Exercise input =
** Start **

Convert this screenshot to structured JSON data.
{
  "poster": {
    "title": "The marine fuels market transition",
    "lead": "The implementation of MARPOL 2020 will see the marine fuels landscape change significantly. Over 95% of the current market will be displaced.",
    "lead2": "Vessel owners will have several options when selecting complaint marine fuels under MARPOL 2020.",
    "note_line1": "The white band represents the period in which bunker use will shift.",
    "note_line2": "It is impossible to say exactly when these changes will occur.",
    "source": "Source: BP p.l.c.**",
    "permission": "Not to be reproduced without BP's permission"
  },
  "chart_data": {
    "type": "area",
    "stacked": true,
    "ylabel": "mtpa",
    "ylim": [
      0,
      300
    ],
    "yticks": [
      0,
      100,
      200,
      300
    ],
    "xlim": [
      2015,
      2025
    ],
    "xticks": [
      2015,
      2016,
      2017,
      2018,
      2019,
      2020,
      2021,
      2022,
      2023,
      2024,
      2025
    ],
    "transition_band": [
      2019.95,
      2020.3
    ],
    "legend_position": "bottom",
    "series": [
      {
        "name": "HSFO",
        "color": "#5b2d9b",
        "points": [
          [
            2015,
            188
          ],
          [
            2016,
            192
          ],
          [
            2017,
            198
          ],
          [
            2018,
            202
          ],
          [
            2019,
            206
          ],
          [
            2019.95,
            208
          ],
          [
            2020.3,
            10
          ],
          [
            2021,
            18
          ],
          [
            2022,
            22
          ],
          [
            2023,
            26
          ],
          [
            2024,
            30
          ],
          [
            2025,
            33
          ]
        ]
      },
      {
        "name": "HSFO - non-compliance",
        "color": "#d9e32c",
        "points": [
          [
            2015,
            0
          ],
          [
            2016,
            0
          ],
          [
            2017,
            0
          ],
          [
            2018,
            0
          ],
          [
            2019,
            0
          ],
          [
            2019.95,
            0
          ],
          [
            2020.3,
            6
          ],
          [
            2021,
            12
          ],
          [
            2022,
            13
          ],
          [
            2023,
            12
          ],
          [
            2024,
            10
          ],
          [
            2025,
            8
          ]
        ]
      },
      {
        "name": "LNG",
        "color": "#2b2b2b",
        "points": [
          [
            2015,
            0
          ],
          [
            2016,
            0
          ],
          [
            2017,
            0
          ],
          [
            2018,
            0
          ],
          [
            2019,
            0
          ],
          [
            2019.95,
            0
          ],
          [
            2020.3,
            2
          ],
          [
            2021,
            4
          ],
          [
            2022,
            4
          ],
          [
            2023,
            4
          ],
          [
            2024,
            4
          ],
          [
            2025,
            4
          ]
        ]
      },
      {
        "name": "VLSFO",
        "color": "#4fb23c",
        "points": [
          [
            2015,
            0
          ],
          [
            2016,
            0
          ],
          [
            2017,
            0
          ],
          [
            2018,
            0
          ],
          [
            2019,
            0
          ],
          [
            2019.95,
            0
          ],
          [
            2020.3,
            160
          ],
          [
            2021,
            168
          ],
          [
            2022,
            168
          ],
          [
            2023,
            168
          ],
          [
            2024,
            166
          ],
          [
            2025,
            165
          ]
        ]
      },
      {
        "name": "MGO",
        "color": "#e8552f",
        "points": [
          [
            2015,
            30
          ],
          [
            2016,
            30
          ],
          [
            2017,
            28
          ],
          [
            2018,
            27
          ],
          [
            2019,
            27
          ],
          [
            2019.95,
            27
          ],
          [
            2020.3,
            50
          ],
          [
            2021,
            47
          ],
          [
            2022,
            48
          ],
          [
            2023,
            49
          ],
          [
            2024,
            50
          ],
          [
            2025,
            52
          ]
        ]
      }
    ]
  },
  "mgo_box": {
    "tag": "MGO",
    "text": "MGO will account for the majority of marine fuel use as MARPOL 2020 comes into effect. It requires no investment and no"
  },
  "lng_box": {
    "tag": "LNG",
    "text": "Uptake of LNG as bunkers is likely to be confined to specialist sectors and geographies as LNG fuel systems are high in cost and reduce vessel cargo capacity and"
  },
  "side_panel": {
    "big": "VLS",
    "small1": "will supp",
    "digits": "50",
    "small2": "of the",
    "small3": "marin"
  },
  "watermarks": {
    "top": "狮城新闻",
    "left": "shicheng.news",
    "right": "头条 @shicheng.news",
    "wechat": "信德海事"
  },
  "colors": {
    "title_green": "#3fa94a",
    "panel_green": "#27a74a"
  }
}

** End **

What you will do =
From the listing above, reproduce all the lines exactly.

Answer below =
Convert this screenshot to structured JSON data.
{
  "poster": {
    "title": "The marine fuels market transition",
    "lead": "The implementation of MARPOL 2020 will see the marine fuels landscape change significantly. Over 95% of the current market will be displaced.",
    "lead2": "Vessel owners will have several options when selecting complaint marine fuels under MARPOL 2020.",
    "note_line1": "The white band represents the period in which bunker use will shift.",
    "note_line2": "It is impossible to say exactly when these changes will occur.",
    "source": "Source: BP p.l.c.**",
    "permission": "Not to be reproduced without BP's permission"
  },
  "chart_data": {
    "type": "area",
    "stacked": true,
    "ylabel": "mtpa",
    "ylim": [
      0,
      300
    ],
    "yticks": [
      0,
      100,
      200,
      300
    ],
    "xlim": [
      2015,
      2025
    ],
    "xticks": [
      2015,
      2016,
      2017,
      2018,
      2019,
      2020,
      2021,
      2022,
      2023,
      2024,
      2025
    ],
    "transition_band": [
      2019.95,
      2020.3
    ],
    "legend_position": "bottom",
    "series": [
      {
        "name": "HSFO",
        "color": "#5b2d9b",
        "points": [
          [
            2015,
            188
          ],
          [
            2016,
            192
          ],
          [
            2017,
            198
          ],
          [
            2018,
            202
          ],
          [
            2019,
            206
          ],
          [
            2019.95,
            208
          ],
          [
            2020.3,
            10
          ],
          [
            2021,
            18
          ],
          [
            2022,
            22
          ],
          [
            2023,
            26
          ],
          [
            2024,
            30
          ],
          [
            2025,
            33
          ]
        ]
      },
      {
        "name": "HSFO - non-compliance",
        "color": "#d9e32c",
        "points": [
          [
            2015,
            0
          ],
          [
            2016,
            0
          ],
          [
            2017,
            0
          ],
          [
            2018,
            0
          ],
          [
            2019,
            0
          ],
          [
            2019.95,
            0
          ],
          [
            2020.3,
            6
          ],
          [
            2021,
            12
          ],
          [
            2022,
            13
          ],
          [
            2023,
            12
          ],
          [
            2024,
            10
          ],
          [
            2025,
            8
          ]
        ]
      },
      {
        "name": "LNG",
        "color": "#2b2b2b",
        "points": [
          [
            2015,
            0
          ],
          [
            2016,
            0
          ],
          [
            2017,
            0
          ],
          [
            2018,
            0
          ],
          [
            2019,
            0
          ],
          [
            2019.95,
            0
          ],
          [
            2020.3,
            2
          ],
          [
            2021,
            4
          ],
          [
            2022,
            4
          ],
          [
            2023,
            4
          ],
          [
            2024,
            4
          ],
          [
            2025,
            4
          ]
        ]
      },
      {
        "name": "VLSFO",
        "color": "#4fb23c",
        "points": [
          [
            2015,
            0
          ],
          [
            2016,
            0
          ],
          [
            2017,
            0
          ],
          [
            2018,
            0
          ],
          [
            2019,
            0
          ],
          [
            2019.95,
            0
          ],
          [
            2020.3,
            160
          ],
          [
            2021,
            168
          ],
          [
            2022,
            168
          ],
          [
            2023,
            168
          ],
          [
            2024,
            166
          ],
          [
            2025,
            165
          ]
        ]
      },
      {
        "name": "MGO",
        "color": "#e8552f",
        "points": [
          [
            2015,
            30
          ],
          [
            2016,
            30
          ],
          [
            2017,
            28
          ],
          [
            2018,
            27
          ],
          [
            2019,
            27
          ],
          [
            2019.95,
            27
          ],
          [
            2020.3,
            50
          ],
          [
            2021,
            47
          ],
          [
            2022,
            48
          ],
          [
            2023,
            49
          ],
          [
            2024,
            50
          ],
          [
            2025,
            52
          ]
        ]
      }
    ]
  },
  "mgo_box": {
    "tag": "MGO",
    "text": "MGO will account for the majority of marine fuel use as MARPOL 2020 comes into effect. It requires no investment and no"
  },
  "lng_box": {
    "tag": "LNG",
    "text": "Uptake of LNG as bunkers is likely to be confined to specialist sectors and geographies as LNG fuel systems are high in cost and reduce vessel cargo capacity and"
  },
  "side_panel": {
    "big": "VLS",
    "small1": "will supp",
    "digits": "50",
    "small2": "of the",
    "small3": "marin"
  },
  "watermarks": {
    "top": "狮城新闻",
    "left": "shicheng.news",
    "right": "头条 @shicheng.news",
    "wechat": "信德海事"
  },
  "colors": {
    "title_green": "#3fa94a",
    "panel_green": "#27a74a"
  }
}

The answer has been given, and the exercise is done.